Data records
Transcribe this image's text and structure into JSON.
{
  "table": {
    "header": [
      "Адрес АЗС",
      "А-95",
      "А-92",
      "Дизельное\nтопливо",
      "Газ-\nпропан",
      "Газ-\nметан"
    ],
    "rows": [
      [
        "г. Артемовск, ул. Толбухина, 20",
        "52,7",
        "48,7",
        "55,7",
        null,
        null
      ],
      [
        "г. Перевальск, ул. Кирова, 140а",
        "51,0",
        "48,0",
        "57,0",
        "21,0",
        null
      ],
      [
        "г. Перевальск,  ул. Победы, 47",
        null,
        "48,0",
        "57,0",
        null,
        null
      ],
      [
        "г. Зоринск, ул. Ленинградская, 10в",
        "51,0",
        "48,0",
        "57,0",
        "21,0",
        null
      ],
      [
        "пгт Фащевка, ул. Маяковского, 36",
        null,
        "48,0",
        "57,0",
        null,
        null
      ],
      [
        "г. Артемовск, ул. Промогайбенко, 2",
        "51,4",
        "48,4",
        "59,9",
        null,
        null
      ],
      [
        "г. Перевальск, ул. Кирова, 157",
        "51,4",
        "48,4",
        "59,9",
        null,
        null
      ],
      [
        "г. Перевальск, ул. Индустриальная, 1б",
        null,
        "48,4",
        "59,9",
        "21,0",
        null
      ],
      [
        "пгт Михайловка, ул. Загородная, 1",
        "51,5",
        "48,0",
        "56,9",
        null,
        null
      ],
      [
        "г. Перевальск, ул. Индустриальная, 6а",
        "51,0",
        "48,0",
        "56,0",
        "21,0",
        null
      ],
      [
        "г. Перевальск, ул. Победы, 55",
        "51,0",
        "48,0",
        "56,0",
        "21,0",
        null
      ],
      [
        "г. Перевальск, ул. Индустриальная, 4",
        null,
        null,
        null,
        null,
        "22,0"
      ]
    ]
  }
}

*The exercise*
Every line above should be written out again exactly as it stands.

*Solution for this problem*
Transcribe this image's text and structure into JSON.
{
  "table": {
    "header": [
      "Адрес АЗС",
      "А-95",
      "А-92",
      "Дизельное\nтопливо",
      "Газ-\nпропан",
      "Газ-\nметан"
    ],
    "rows": [
      [
        "г. Артемовск, ул. Толбухина, 20",
        "52,7",
        "48,7",
        "55,7",
        null,
        null
      ],
      [
        "г. Перевальск, ул. Кирова, 140а",
        "51,0",
        "48,0",
        "57,0",
        "21,0",
        null
      ],
      [
        "г. Перевальск,  ул. Победы, 47",
        null,
        "48,0",
        "57,0",
        null,
        null
      ],
      [
        "г. Зоринск, ул. Ленинградская, 10в",
        "51,0",
        "48,0",
        "57,0",
        "21,0",
        null
      ],
      [
        "пгт Фащевка, ул. Маяковского, 36",
        null,
        "48,0",
        "57,0",
        null,
        null
      ],
      [
        "г. Артемовск, ул. Промогайбенко, 2",
        "51,4",
        "48,4",
        "59,9",
        null,
        null
      ],
      [
        "г. Перевальск, ул. Кирова, 157",
        "51,4",
        "48,4",
        "59,9",
        null,
        null
      ],
      [
        "г. Перевальск, ул. Индустриальная, 1б",
        null,
        "48,4",
        "59,9",
        "21,0",
        null
      ],
      [
        "пгт Михайловка, ул. Загородная, 1",
        "51,5",
        "48,0",
        "56,9",
        null,
        null
      ],
      [
        "г. Перевальск, ул. Индустриальная, 6а",
        "51,0",
        "48,0",
        "56,0",
        "21,0",
        null
      ],
      [
        "г. Перевальск, ул. Победы, 55",
        "51,0",
        "48,0",
        "56,0",
        "21,0",
        null
      ],
      [
        "г. Перевальск, ул. Индустриальная, 4",
        null,
        null,
        null,
        null,
        "22,0"
      ]
    ]
  }
}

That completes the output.